Aim:
Take every line from the listing below that contains "Nutzung".

Input data:
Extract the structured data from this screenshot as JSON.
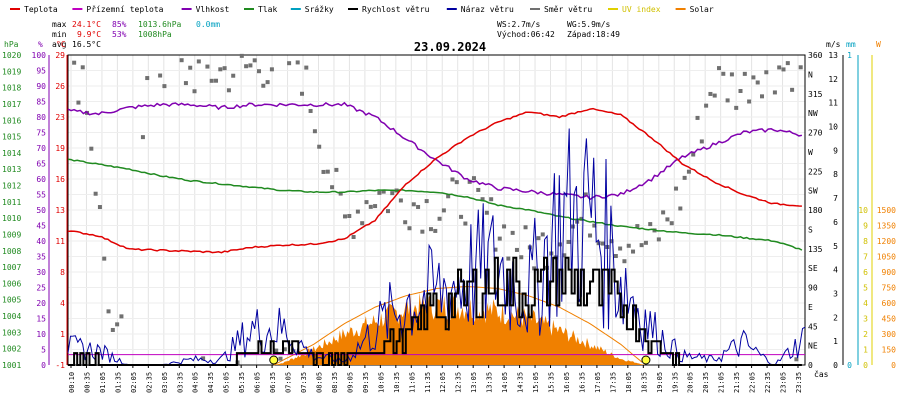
{
  "chart_data": {
    "type": "line",
    "title": "23.09.2024",
    "legend": [
      {
        "label": "Teplota",
        "color": "#e00000"
      },
      {
        "label": "Přízemní teplota",
        "color": "#c000c0"
      },
      {
        "label": "Vlhkost",
        "color": "#8000b0"
      },
      {
        "label": "Tlak",
        "color": "#208a20"
      },
      {
        "label": "Srážky",
        "color": "#00a0c0"
      },
      {
        "label": "Rychlost větru",
        "color": "#000000"
      },
      {
        "label": "Náraz větru",
        "color": "#0000a0"
      },
      {
        "label": "Směr větru",
        "color": "#707070"
      },
      {
        "label": "UV index",
        "color": "#e0d000"
      },
      {
        "label": "Solar",
        "color": "#f08000"
      }
    ],
    "stats": {
      "max_label": "max",
      "max_temp": "24.1°C",
      "max_hum": "85%",
      "max_press": "1013.6hPa",
      "precip": "0.0mm",
      "min_label": "min",
      "min_temp": "9.9°C",
      "min_hum": "53%",
      "min_press": "1008hPa",
      "avg_label": "avg",
      "avg_temp": "16.5°C",
      "ws": "WS:2.7m/s",
      "wg": "WG:5.9m/s",
      "sunrise": "Východ:06:42",
      "sunset": "Západ:18:49"
    },
    "axes": {
      "hpa_unit": "hPa",
      "hpa_ticks": [
        "1020",
        "1019",
        "1018",
        "1017",
        "1016",
        "1015",
        "1014",
        "1013",
        "1012",
        "1011",
        "1010",
        "1009",
        "1008",
        "1007",
        "1006",
        "1005",
        "1004",
        "1003",
        "1002",
        "1001"
      ],
      "pct_unit": "%",
      "pct_ticks": [
        "100",
        "95",
        "90",
        "85",
        "80",
        "75",
        "70",
        "65",
        "60",
        "55",
        "50",
        "45",
        "40",
        "35",
        "30",
        "25",
        "20",
        "15",
        "10",
        "5",
        "0"
      ],
      "c_unit": "°C",
      "c_ticks": [
        "29",
        "26",
        "23",
        "19",
        "16",
        "13",
        "11",
        "8",
        "4",
        "1",
        "-1"
      ],
      "dir_ticks": [
        "360",
        "N",
        "315",
        "NW",
        "270",
        "W",
        "225",
        "SW",
        "180",
        "S",
        "135",
        "SE",
        "90",
        "E",
        "45",
        "NE",
        "0"
      ],
      "ms_unit": "m/s",
      "ms_ticks": [
        "13",
        "12",
        "11",
        "10",
        "9",
        "8",
        "7",
        "6",
        "5",
        "4",
        "3",
        "2",
        "1",
        "0"
      ],
      "mm_unit": "mm",
      "mm_ticks": [
        "1",
        "0"
      ],
      "w_unit": "W",
      "w_ticks": [
        "1500",
        "1350",
        "1200",
        "1050",
        "900",
        "750",
        "600",
        "450",
        "300",
        "150",
        "0"
      ],
      "uv_ticks": [
        "10",
        "9",
        "8",
        "7",
        "6",
        "5",
        "4",
        "3",
        "2",
        "1",
        "0"
      ],
      "x_label": "čas",
      "x_ticks": [
        "00:10",
        "00:35",
        "01:05",
        "01:35",
        "02:05",
        "02:35",
        "03:05",
        "03:35",
        "04:05",
        "04:35",
        "05:05",
        "05:35",
        "06:05",
        "06:35",
        "07:05",
        "07:35",
        "08:05",
        "08:35",
        "09:05",
        "09:35",
        "10:05",
        "10:35",
        "11:05",
        "11:35",
        "12:05",
        "12:35",
        "13:05",
        "13:35",
        "14:05",
        "14:35",
        "15:05",
        "15:35",
        "16:05",
        "16:35",
        "17:05",
        "17:35",
        "18:05",
        "18:35",
        "19:05",
        "19:35",
        "20:05",
        "20:35",
        "21:05",
        "21:35",
        "22:05",
        "22:35",
        "23:05",
        "23:35"
      ]
    },
    "series": [
      {
        "name": "Teplota",
        "unit": "°C",
        "x": [
          0,
          1,
          2,
          3,
          4,
          5,
          6,
          7,
          8,
          9,
          10,
          11,
          12,
          13,
          14,
          15,
          16,
          17,
          18,
          19,
          20,
          21,
          22,
          23,
          24
        ],
        "values": [
          12.0,
          11.5,
          10.2,
          10.1,
          10.0,
          9.9,
          10.4,
          10.6,
          10.7,
          11.2,
          13.0,
          16.5,
          19.0,
          21.0,
          22.5,
          23.5,
          23.0,
          23.8,
          23.2,
          21.0,
          18.5,
          16.8,
          15.5,
          14.6,
          14.4
        ]
      },
      {
        "name": "Vlhkost",
        "unit": "%",
        "x": [
          0,
          1,
          2,
          3,
          4,
          5,
          6,
          7,
          8,
          9,
          10,
          11,
          12,
          13,
          14,
          15,
          16,
          17,
          18,
          19,
          20,
          21,
          22,
          23,
          24
        ],
        "values": [
          82,
          81,
          83,
          84,
          84,
          83,
          84,
          84,
          84,
          84,
          80,
          73,
          66,
          60,
          57,
          56,
          55,
          54,
          55,
          60,
          67,
          71,
          75,
          76,
          74
        ]
      },
      {
        "name": "Tlak",
        "unit": "hPa",
        "x": [
          0,
          1,
          2,
          3,
          4,
          5,
          6,
          7,
          8,
          9,
          10,
          11,
          12,
          13,
          14,
          15,
          16,
          17,
          18,
          19,
          20,
          21,
          22,
          23,
          24
        ],
        "values": [
          1013.6,
          1013.3,
          1013.0,
          1012.6,
          1012.3,
          1012.1,
          1011.9,
          1011.7,
          1011.6,
          1011.6,
          1011.7,
          1011.7,
          1011.6,
          1011.3,
          1010.8,
          1010.5,
          1010.1,
          1009.8,
          1009.5,
          1009.3,
          1009.1,
          1009.0,
          1008.8,
          1008.6,
          1008.0
        ]
      },
      {
        "name": "Rychlost větru",
        "unit": "m/s",
        "x": [
          0,
          1,
          2,
          3,
          4,
          5,
          6,
          7,
          8,
          9,
          10,
          11,
          12,
          13,
          14,
          15,
          16,
          17,
          18,
          19,
          20,
          21,
          22,
          23,
          24
        ],
        "values": [
          0.3,
          0.2,
          0,
          0,
          0,
          0,
          0.5,
          0.8,
          0.3,
          0.2,
          0.8,
          1.2,
          2.5,
          3.0,
          3.5,
          3.2,
          3.6,
          3.3,
          2.6,
          0.8,
          0.2,
          0.1,
          0,
          0,
          0
        ]
      },
      {
        "name": "Náraz větru",
        "unit": "m/s",
        "x": [
          0,
          1,
          2,
          3,
          4,
          5,
          6,
          7,
          8,
          9,
          10,
          11,
          12,
          13,
          14,
          15,
          16,
          17,
          18,
          19,
          20,
          21,
          22,
          23,
          24
        ],
        "values": [
          1.0,
          0.8,
          0,
          0,
          0.3,
          0.3,
          2.0,
          2.0,
          0.5,
          0.2,
          2.0,
          3.5,
          4.0,
          5.0,
          5.5,
          4.0,
          8.0,
          8.5,
          5.0,
          2.0,
          0.5,
          0.3,
          1.2,
          0,
          1.5
        ]
      },
      {
        "name": "Solar",
        "unit": "W",
        "x": [
          6.7,
          7,
          8,
          9,
          10,
          11,
          12,
          13,
          14,
          15,
          16,
          17,
          18,
          18.8
        ],
        "values": [
          0,
          20,
          150,
          300,
          420,
          550,
          580,
          560,
          520,
          450,
          330,
          200,
          60,
          0
        ]
      }
    ],
    "solar_clear_sky": {
      "x": [
        6.7,
        8,
        9,
        10,
        11,
        12,
        13,
        14,
        15,
        16,
        17,
        18,
        18.8
      ],
      "values": [
        0,
        200,
        400,
        560,
        670,
        740,
        760,
        740,
        670,
        560,
        400,
        200,
        0
      ]
    },
    "wind_direction_deg": {
      "x": [
        0.3,
        0.5,
        1.5,
        2,
        2.5,
        3,
        4,
        5,
        6.5,
        7.5,
        9,
        10,
        11,
        12,
        13,
        14,
        15,
        16,
        17,
        18,
        19,
        20,
        21,
        22,
        22.3,
        23.8
      ],
      "values": [
        330,
        345,
        20,
        40,
        315,
        345,
        340,
        340,
        350,
        355,
        165,
        200,
        190,
        180,
        195,
        160,
        130,
        150,
        175,
        145,
        140,
        200,
        330,
        320,
        340,
        350
      ]
    }
  }
}
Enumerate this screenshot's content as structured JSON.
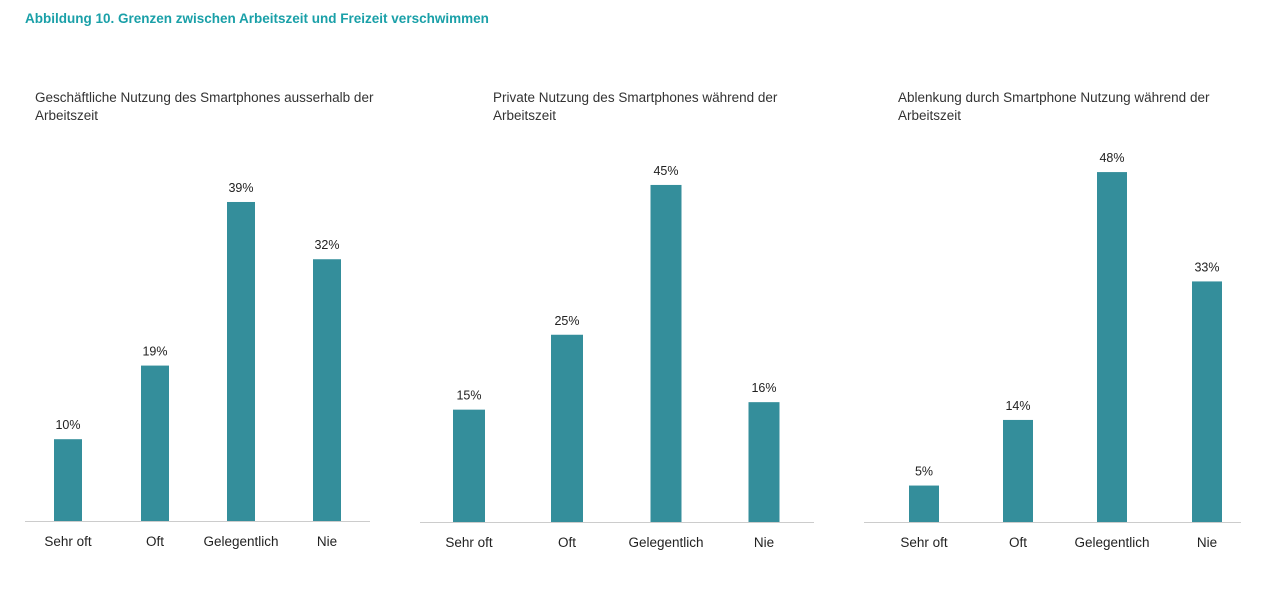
{
  "figure_title": "Abbildung 10. Grenzen zwischen Arbeitszeit und Freizeit verschwimmen",
  "colors": {
    "bar": "#348e9b",
    "title": "#1aa0a8",
    "axis": "#cccccc"
  },
  "chart_data": [
    {
      "type": "bar",
      "title": "Geschäftliche Nutzung des Smartphones ausserhalb der Arbeitszeit",
      "categories": [
        "Sehr oft",
        "Oft",
        "Gelegentlich",
        "Nie"
      ],
      "values": [
        10,
        19,
        39,
        32
      ],
      "value_labels": [
        "10%",
        "19%",
        "39%",
        "32%"
      ],
      "unit": "%",
      "xlabel": "",
      "ylabel": "",
      "ylim": [
        0,
        50
      ],
      "grid": false,
      "legend": "none"
    },
    {
      "type": "bar",
      "title": "Private Nutzung des Smartphones während der Arbeitszeit",
      "categories": [
        "Sehr oft",
        "Oft",
        "Gelegentlich",
        "Nie"
      ],
      "values": [
        15,
        25,
        45,
        16
      ],
      "value_labels": [
        "15%",
        "25%",
        "45%",
        "16%"
      ],
      "unit": "%",
      "xlabel": "",
      "ylabel": "",
      "ylim": [
        0,
        50
      ],
      "grid": false,
      "legend": "none"
    },
    {
      "type": "bar",
      "title": "Ablenkung durch Smartphone Nutzung während der Arbeitszeit",
      "categories": [
        "Sehr oft",
        "Oft",
        "Gelegentlich",
        "Nie"
      ],
      "values": [
        5,
        14,
        48,
        33
      ],
      "value_labels": [
        "5%",
        "14%",
        "48%",
        "33%"
      ],
      "unit": "%",
      "xlabel": "",
      "ylabel": "",
      "ylim": [
        0,
        50
      ],
      "grid": false,
      "legend": "none"
    }
  ]
}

Worked answer:
      "title": "Geschäftliche Nutzung des Smartphones ausserhalb der Arbeitszeit",
      "title": "Private Nutzung des Smartphones während der Arbeitszeit",
      "title": "Ablenkung durch Smartphone Nutzung während der Arbeitszeit",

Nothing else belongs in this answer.